[Items from a dataset]

+++

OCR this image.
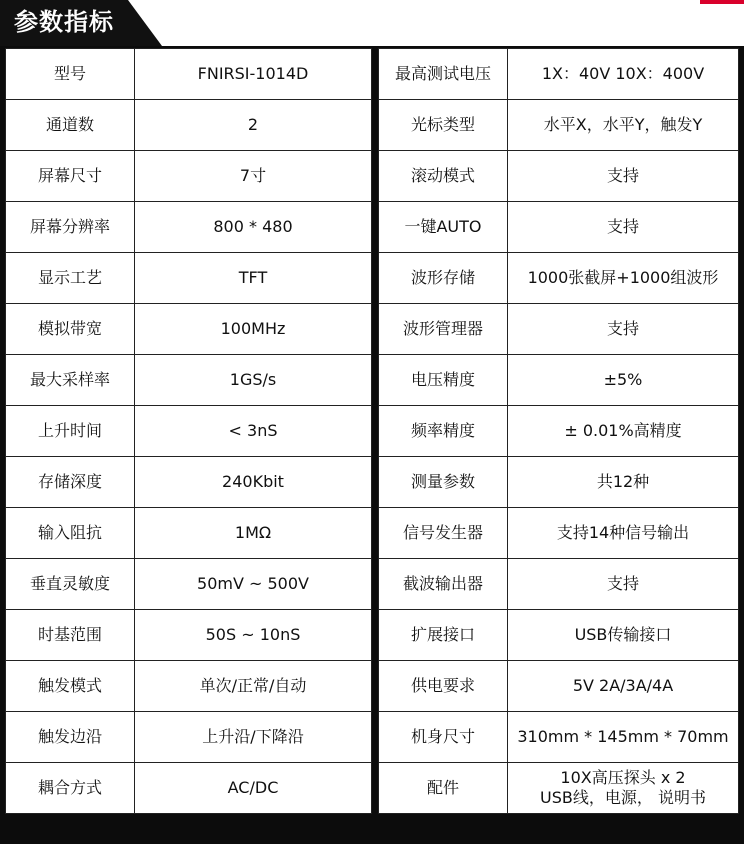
参数指标
型号	FNIRSI-1014D
通道数	2
屏幕尺寸	7寸
屏幕分辨率	800 * 480
显示工艺	TFT
模拟带宽	100MHz
最大采样率	1GS/s
上升时间	< 3nS
存储深度	240Kbit
输入阻抗	1MΩ
垂直灵敏度	50mV ~ 500V
时基范围	50S ~ 10nS
触发模式	单次/正常/自动
触发边沿	上升沿/下降沿
耦合方式	AC/DC
最高测试电压	1X：40V 10X：400V
光标类型	水平X，水平Y，触发Y
滚动模式	支持
一键AUTO	支持
波形存储	1000张截屏+1000组波形
波形管理器	支持
电压精度	±5%
频率精度	± 0.01%高精度
测量参数	共12种
信号发生器	支持14种信号输出
截波输出器	支持
扩展接口	USB传输接口
供电要求	5V 2A/3A/4A
机身尺寸	310mm * 145mm * 70mm
配件	10X高压探头 x 2
USB线，电源， 说明书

+++

- TASK REQUIREMENTS: Output the data above without changes, apart from leaving out the pictures.

- RESPONSE TO THIS TASK:
OCR this image.
参数指标
型号	FNIRSI-1014D
通道数	2
屏幕尺寸	7寸
屏幕分辨率	800 * 480
显示工艺	TFT
模拟带宽	100MHz
最大采样率	1GS/s
上升时间	< 3nS
存储深度	240Kbit
输入阻抗	1MΩ
垂直灵敏度	50mV ~ 500V
时基范围	50S ~ 10nS
触发模式	单次/正常/自动
触发边沿	上升沿/下降沿
耦合方式	AC/DC
最高测试电压	1X：40V 10X：400V
光标类型	水平X，水平Y，触发Y
滚动模式	支持
一键AUTO	支持
波形存储	1000张截屏+1000组波形
波形管理器	支持
电压精度	±5%
频率精度	± 0.01%高精度
测量参数	共12种
信号发生器	支持14种信号输出
截波输出器	支持
扩展接口	USB传输接口
供电要求	5V 2A/3A/4A
机身尺寸	310mm * 145mm * 70mm
配件	10X高压探头 x 2
USB线，电源， 说明书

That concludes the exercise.